> [Exercise brief]:
For the data that follows, report how many lines contain the word "false", and nothing else.

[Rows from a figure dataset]
______
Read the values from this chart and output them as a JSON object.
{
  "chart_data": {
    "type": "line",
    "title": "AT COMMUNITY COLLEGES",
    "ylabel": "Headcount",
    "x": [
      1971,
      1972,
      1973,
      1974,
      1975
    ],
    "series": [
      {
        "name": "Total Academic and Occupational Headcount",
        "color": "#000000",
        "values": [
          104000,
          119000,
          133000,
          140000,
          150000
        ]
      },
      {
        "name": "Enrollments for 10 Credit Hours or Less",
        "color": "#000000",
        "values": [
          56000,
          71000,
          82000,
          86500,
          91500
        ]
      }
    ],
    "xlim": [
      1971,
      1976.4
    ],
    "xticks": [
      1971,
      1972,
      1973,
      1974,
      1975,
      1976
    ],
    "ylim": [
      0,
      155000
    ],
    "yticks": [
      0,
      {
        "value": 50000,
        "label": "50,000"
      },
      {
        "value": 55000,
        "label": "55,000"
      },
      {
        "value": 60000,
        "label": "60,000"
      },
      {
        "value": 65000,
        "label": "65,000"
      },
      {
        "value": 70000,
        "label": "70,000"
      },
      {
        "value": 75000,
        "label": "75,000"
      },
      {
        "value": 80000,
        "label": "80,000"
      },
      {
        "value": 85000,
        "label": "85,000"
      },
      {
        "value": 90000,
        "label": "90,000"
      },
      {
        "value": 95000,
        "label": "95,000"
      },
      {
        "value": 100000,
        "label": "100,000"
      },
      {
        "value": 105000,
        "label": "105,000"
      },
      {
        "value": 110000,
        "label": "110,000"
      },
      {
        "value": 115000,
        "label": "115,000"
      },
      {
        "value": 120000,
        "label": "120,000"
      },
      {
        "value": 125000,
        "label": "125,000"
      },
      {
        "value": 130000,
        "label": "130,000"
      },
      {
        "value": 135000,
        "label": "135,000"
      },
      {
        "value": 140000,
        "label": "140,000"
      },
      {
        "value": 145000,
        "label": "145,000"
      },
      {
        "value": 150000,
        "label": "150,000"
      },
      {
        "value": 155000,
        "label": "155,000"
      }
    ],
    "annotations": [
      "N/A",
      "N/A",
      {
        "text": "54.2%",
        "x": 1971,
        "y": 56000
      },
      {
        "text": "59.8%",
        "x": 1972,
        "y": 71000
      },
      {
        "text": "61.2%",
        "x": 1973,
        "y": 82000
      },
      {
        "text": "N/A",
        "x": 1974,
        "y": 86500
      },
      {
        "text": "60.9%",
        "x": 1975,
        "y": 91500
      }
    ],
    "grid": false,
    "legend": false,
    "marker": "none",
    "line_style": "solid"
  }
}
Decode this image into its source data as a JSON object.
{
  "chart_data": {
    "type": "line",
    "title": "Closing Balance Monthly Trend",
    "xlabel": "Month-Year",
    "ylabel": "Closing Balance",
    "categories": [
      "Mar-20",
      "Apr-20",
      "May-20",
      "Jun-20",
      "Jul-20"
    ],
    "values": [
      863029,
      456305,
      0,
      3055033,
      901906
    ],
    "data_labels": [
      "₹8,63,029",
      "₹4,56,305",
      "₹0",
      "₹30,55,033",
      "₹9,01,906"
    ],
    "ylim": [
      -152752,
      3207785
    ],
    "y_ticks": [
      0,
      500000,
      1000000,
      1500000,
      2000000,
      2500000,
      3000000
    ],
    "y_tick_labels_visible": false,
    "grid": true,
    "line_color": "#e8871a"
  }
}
______
> [Result of this exercise]:
3